Short problem
Tally every line of the listing where the string "come" is found, and state the total alone.

====== Listing ======

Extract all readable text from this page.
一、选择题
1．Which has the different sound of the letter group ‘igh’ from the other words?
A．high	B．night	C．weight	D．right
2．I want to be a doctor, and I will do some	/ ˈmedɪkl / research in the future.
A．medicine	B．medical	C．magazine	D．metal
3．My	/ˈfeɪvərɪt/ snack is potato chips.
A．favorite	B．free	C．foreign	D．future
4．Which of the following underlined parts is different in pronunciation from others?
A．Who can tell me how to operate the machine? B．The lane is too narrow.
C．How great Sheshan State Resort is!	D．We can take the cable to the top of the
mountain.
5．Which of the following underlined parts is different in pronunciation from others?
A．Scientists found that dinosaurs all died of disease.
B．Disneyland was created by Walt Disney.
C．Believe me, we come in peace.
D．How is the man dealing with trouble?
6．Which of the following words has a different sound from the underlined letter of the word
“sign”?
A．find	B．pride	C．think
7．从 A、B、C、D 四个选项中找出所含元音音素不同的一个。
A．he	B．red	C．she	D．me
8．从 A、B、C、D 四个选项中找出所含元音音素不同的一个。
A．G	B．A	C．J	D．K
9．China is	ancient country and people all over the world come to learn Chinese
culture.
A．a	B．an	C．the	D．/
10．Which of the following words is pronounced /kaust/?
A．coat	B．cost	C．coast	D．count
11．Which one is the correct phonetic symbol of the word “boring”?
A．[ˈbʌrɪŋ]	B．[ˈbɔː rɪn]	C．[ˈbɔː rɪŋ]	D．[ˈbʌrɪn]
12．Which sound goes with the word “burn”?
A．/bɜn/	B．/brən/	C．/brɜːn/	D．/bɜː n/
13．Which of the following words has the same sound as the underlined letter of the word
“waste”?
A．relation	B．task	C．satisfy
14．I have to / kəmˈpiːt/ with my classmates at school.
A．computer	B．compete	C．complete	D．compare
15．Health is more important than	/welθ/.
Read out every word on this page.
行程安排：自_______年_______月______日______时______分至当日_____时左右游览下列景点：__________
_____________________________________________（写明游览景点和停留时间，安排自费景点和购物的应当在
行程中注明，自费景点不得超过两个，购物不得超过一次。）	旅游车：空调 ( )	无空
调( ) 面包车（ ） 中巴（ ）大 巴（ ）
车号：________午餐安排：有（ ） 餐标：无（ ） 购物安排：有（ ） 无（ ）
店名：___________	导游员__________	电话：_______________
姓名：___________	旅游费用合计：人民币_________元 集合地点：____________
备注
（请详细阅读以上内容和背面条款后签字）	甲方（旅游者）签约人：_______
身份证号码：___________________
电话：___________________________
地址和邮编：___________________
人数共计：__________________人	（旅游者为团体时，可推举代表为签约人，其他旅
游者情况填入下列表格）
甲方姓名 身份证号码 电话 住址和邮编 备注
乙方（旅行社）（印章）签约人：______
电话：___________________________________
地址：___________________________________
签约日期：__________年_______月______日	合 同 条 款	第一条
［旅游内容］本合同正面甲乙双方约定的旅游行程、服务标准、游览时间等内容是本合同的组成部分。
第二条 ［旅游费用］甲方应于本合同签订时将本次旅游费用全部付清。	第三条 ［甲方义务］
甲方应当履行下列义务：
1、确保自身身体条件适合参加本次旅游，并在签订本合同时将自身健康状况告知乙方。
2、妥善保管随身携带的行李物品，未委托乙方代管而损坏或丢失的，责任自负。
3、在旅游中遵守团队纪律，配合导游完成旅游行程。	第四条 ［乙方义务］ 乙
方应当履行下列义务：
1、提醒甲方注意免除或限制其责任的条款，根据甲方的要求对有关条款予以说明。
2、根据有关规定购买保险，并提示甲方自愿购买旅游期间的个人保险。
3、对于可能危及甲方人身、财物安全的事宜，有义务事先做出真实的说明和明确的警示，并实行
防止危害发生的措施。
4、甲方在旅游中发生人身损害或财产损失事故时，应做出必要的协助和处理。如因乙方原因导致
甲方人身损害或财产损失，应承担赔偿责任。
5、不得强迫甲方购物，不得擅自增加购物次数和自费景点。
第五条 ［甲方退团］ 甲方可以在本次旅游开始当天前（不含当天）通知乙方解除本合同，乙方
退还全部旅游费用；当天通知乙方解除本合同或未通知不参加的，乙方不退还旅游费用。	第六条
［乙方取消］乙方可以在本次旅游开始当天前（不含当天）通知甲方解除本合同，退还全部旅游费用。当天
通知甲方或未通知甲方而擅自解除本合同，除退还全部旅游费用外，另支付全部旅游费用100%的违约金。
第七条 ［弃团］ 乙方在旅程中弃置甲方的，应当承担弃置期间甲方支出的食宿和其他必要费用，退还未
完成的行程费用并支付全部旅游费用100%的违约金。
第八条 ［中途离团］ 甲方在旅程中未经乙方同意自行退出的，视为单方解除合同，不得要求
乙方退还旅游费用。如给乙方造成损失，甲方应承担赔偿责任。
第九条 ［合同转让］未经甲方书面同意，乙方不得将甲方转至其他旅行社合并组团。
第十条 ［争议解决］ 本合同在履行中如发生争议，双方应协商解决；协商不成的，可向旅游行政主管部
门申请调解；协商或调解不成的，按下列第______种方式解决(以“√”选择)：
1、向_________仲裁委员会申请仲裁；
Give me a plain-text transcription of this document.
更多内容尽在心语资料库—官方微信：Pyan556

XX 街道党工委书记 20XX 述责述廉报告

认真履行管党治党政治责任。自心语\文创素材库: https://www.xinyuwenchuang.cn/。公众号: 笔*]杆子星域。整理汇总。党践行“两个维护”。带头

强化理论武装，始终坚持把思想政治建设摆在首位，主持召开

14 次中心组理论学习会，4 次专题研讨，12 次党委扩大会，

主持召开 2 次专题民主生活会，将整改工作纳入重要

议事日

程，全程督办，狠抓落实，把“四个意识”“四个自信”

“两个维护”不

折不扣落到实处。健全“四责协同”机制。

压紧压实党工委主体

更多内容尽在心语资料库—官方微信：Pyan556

======

Exercise response
2